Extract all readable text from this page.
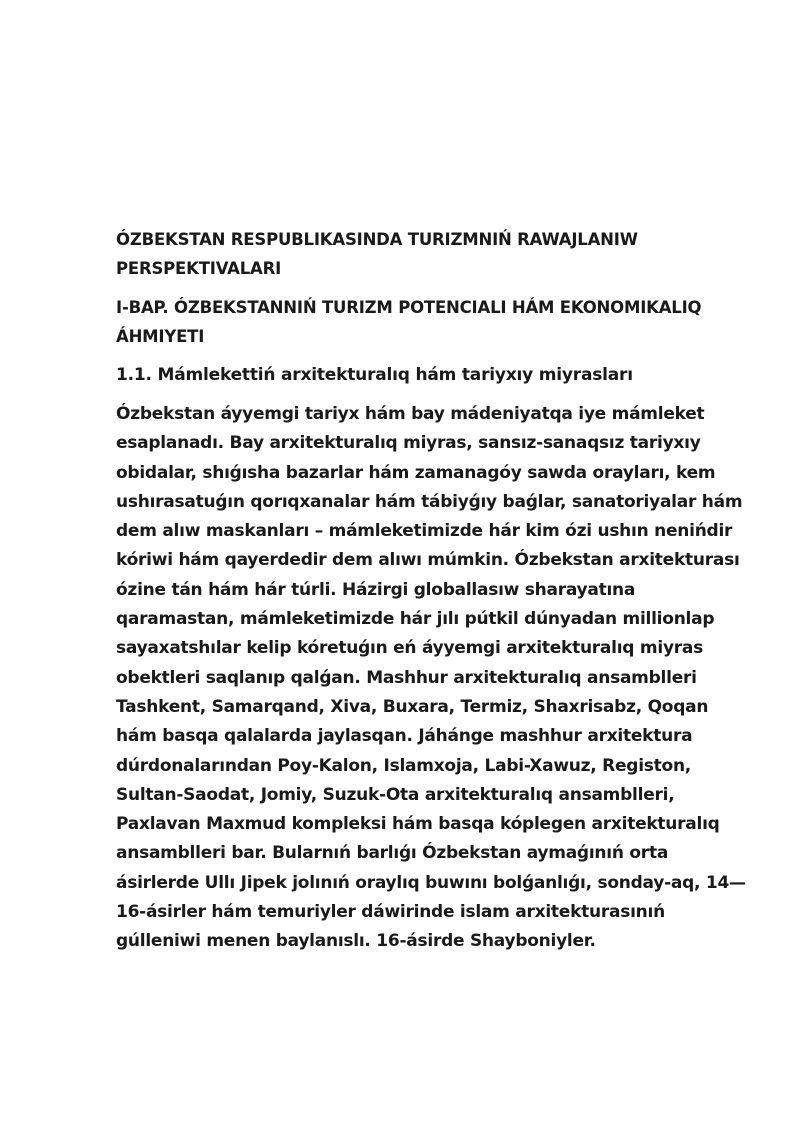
ÓZBEKSTAN RESPUBLIKASINDA TURIZMNIŃ RAWAJLANIW PERSPEKTIVALARI

I-BAP. ÓZBEKSTANNIŃ TURIZM POTENCIALI HÁM EKONOMIKALIQ ÁHMIYETI

1.1. Mámlekettiń arxitekturalıq hám tariyxıy miyrasları

Ózbekstan áyyemgi tariyx hám bay mádeniyatqa iye mámleket esaplanadı. Bay arxitekturalıq miyras, sansız-sanaqsız tariyxıy obidalar, shıǵısha bazarlar hám zamanagóy sawda orayları, kem ushırasatuǵın qorıqxanalar hám tábiyǵıy baǵlar, sanatoriyalar hám dem alıw maskanları – mámleketimizde hár kim ózi ushın nenińdir kóriwi hám qayerdedir dem alıwı múmkin. Ózbekstan arxitekturası ózine tán hám hár túrli. Házirgi globallasıw sharayatına qaramastan, mámleketimizde hár jılı pútkil dúnyadan millionlap sayaxatshılar kelip kóretuǵın eń áyyemgi arxitekturalıq miyras obektleri saqlanıp qalǵan. Mashhur arxitekturalıq ansamblleri Tashkent, Samarqand, Xiva, Buxara, Termiz, Shaxrisabz, Qoqan hám basqa qalalarda jaylasqan. Jáhánge mashhur arxitektura dúrdonalarından Poy-Kalon, Islamxoja, Labi-Xawuz, Registon, Sultan-Saodat, Jomiy, Suzuk-Ota arxitekturalıq ansamblleri, Paxlavan Maxmud kompleksi hám basqa kóplegen arxitekturalıq ansamblleri bar. Bularnıń barlıǵı Ózbekstan aymaǵınıń orta ásirlerde Ullı Jipek jolınıń oraylıq buwını bolǵanlıǵı, sonday-aq, 14—16-ásirler hám temuriyler dáwirinde islam arxitekturasınıń gúlleniwi menen baylanıslı. 16-ásirde Shayboniyler.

# Exercise directions
Transcribe every line from the records above without alteration, and leave out the images.

# Correct answer
Extract all readable text from this page.
ÓZBEKSTAN RESPUBLIKASINDA TURIZMNIŃ RAWAJLANIW PERSPEKTIVALARI

I-BAP. ÓZBEKSTANNIŃ TURIZM POTENCIALI HÁM EKONOMIKALIQ ÁHMIYETI

1.1. Mámlekettiń arxitekturalıq hám tariyxıy miyrasları

Ózbekstan áyyemgi tariyx hám bay mádeniyatqa iye mámleket esaplanadı. Bay arxitekturalıq miyras, sansız-sanaqsız tariyxıy obidalar, shıǵısha bazarlar hám zamanagóy sawda orayları, kem ushırasatuǵın qorıqxanalar hám tábiyǵıy baǵlar, sanatoriyalar hám dem alıw maskanları – mámleketimizde hár kim ózi ushın nenińdir kóriwi hám qayerdedir dem alıwı múmkin. Ózbekstan arxitekturası ózine tán hám hár túrli. Házirgi globallasıw sharayatına qaramastan, mámleketimizde hár jılı pútkil dúnyadan millionlap sayaxatshılar kelip kóretuǵın eń áyyemgi arxitekturalıq miyras obektleri saqlanıp qalǵan. Mashhur arxitekturalıq ansamblleri Tashkent, Samarqand, Xiva, Buxara, Termiz, Shaxrisabz, Qoqan hám basqa qalalarda jaylasqan. Jáhánge mashhur arxitektura dúrdonalarından Poy-Kalon, Islamxoja, Labi-Xawuz, Registon, Sultan-Saodat, Jomiy, Suzuk-Ota arxitekturalıq ansamblleri, Paxlavan Maxmud kompleksi hám basqa kóplegen arxitekturalıq ansamblleri bar. Bularnıń barlıǵı Ózbekstan aymaǵınıń orta ásirlerde Ullı Jipek jolınıń oraylıq buwını bolǵanlıǵı, sonday-aq, 14—16-ásirler hám temuriyler dáwirinde islam arxitekturasınıń gúlleniwi menen baylanıslı. 16-ásirde Shayboniyler.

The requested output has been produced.